- [REQUIREMENTS]: Identify the lines that contain the word "Morocco", then copy them.

========================

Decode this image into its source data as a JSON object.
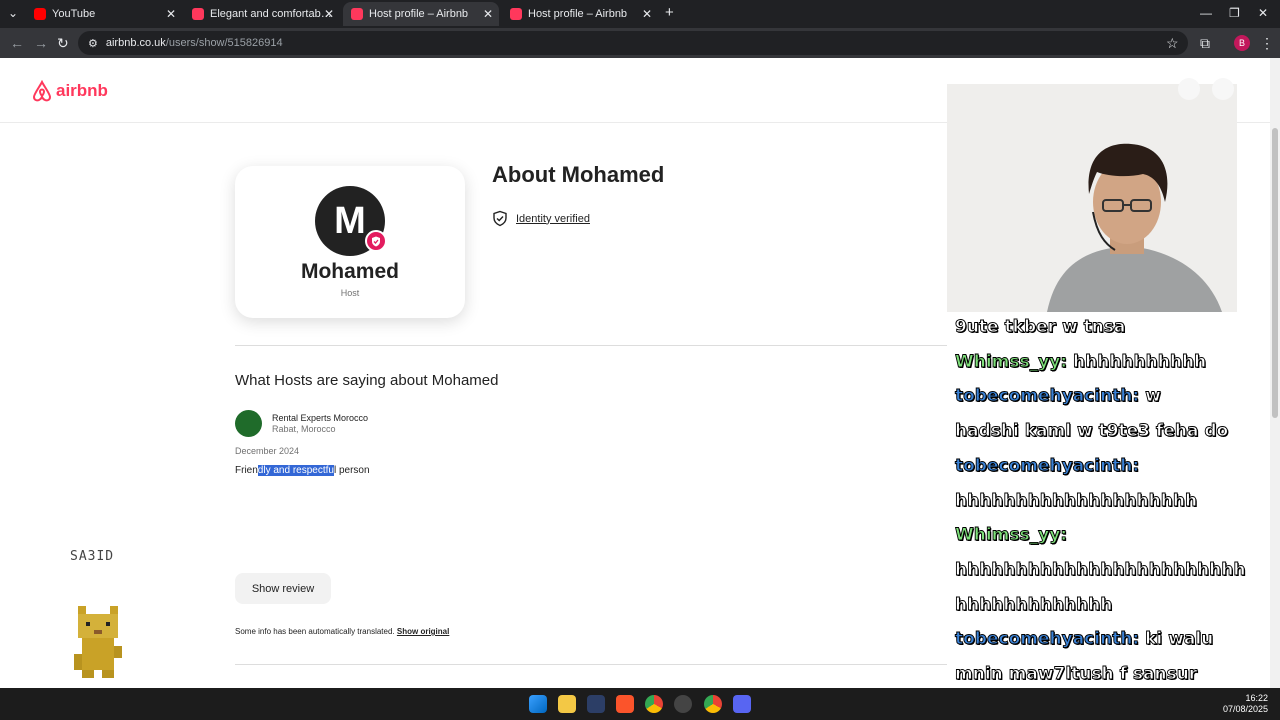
{
  "browser": {
    "tabs": [
      {
        "label": "YouTube",
        "color": "#ff0000"
      },
      {
        "label": "Elegant and comfortable apart",
        "color": "#ff385c"
      },
      {
        "label": "Host profile – Airbnb",
        "color": "#ff385c"
      },
      {
        "label": "Host profile – Airbnb",
        "color": "#ff385c"
      }
    ],
    "url_host": "airbnb.co.uk",
    "url_path": "/users/show/515826914"
  },
  "airbnb": {
    "logo_text": "airbnb",
    "brand_color": "#ff385c",
    "profile": {
      "initial": "M",
      "name": "Mohamed",
      "role": "Host"
    },
    "about_title": "About Mohamed",
    "identity_label": "Identity verified",
    "reviews_heading": "What Hosts are saying about Mohamed",
    "review": {
      "host_name": "Rental Experts Morocco",
      "host_location": "Rabat, Morocco",
      "date": "December 2024",
      "text_before": "Frien",
      "text_selected": "dly and respectfu",
      "text_after": "l person"
    },
    "show_review_label": "Show review",
    "translated_note": "Some info has been automatically translated.",
    "show_original_label": "Show original"
  },
  "overlay": {
    "streamer_tag": "SA3ID",
    "chat": [
      {
        "user": "",
        "text": "9ute tkber w tnsa"
      },
      {
        "user": "Whimss_yy:",
        "text": "hhhhhhhhhhh",
        "color": "u1"
      },
      {
        "user": "tobecomehyacinth:",
        "text": "w",
        "color": "u2"
      },
      {
        "user": "",
        "text": "hadshi kaml w t9te3 feha do"
      },
      {
        "user": "tobecomehyacinth:",
        "text": "",
        "color": "u2"
      },
      {
        "user": "",
        "text": "hhhhhhhhhhhhhhhhhhhh"
      },
      {
        "user": "Whimss_yy:",
        "text": "",
        "color": "u1"
      },
      {
        "user": "",
        "text": "hhhhhhhhhhhhhhhhhhhhhhhh"
      },
      {
        "user": "",
        "text": "hhhhhhhhhhhhh"
      },
      {
        "user": "tobecomehyacinth:",
        "text": "ki walu",
        "color": "u2"
      },
      {
        "user": "",
        "text": "mnin maw7ltush f sansur"
      }
    ]
  },
  "taskbar": {
    "time": "16:22",
    "date": "07/08/2025"
  }
}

========================

- [COMPLETED TASK]:
      "host_name": "Rental Experts Morocco",
      "host_location": "Rabat, Morocco",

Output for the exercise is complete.